Stored data
★ ★ ★ ★
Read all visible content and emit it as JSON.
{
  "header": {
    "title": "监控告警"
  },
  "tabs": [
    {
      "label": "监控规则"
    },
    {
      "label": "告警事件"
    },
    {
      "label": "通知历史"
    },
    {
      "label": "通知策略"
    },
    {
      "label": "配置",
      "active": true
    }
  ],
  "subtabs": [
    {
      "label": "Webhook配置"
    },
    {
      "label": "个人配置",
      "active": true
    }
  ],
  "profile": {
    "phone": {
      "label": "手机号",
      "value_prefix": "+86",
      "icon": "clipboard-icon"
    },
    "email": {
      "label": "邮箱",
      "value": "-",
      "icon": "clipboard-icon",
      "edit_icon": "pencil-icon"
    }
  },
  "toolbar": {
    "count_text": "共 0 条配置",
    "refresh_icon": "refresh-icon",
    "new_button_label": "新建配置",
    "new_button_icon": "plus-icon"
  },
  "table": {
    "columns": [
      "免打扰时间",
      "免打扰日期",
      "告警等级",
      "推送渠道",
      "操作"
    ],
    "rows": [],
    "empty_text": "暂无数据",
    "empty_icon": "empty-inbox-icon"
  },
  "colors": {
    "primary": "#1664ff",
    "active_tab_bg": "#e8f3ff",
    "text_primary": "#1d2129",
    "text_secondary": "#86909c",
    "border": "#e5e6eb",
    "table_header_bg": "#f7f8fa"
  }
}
★ ★ ★ ★
Required work: Set down all of the entries exactly, please.

Exercise response:
Read all visible content and emit it as JSON.
{
  "header": {
    "title": "监控告警"
  },
  "tabs": [
    {
      "label": "监控规则"
    },
    {
      "label": "告警事件"
    },
    {
      "label": "通知历史"
    },
    {
      "label": "通知策略"
    },
    {
      "label": "配置",
      "active": true
    }
  ],
  "subtabs": [
    {
      "label": "Webhook配置"
    },
    {
      "label": "个人配置",
      "active": true
    }
  ],
  "profile": {
    "phone": {
      "label": "手机号",
      "value_prefix": "+86",
      "icon": "clipboard-icon"
    },
    "email": {
      "label": "邮箱",
      "value": "-",
      "icon": "clipboard-icon",
      "edit_icon": "pencil-icon"
    }
  },
  "toolbar": {
    "count_text": "共 0 条配置",
    "refresh_icon": "refresh-icon",
    "new_button_label": "新建配置",
    "new_button_icon": "plus-icon"
  },
  "table": {
    "columns": [
      "免打扰时间",
      "免打扰日期",
      "告警等级",
      "推送渠道",
      "操作"
    ],
    "rows": [],
    "empty_text": "暂无数据",
    "empty_icon": "empty-inbox-icon"
  },
  "colors": {
    "primary": "#1664ff",
    "active_tab_bg": "#e8f3ff",
    "text_primary": "#1d2129",
    "text_secondary": "#86909c",
    "border": "#e5e6eb",
    "table_header_bg": "#f7f8fa"
  }
}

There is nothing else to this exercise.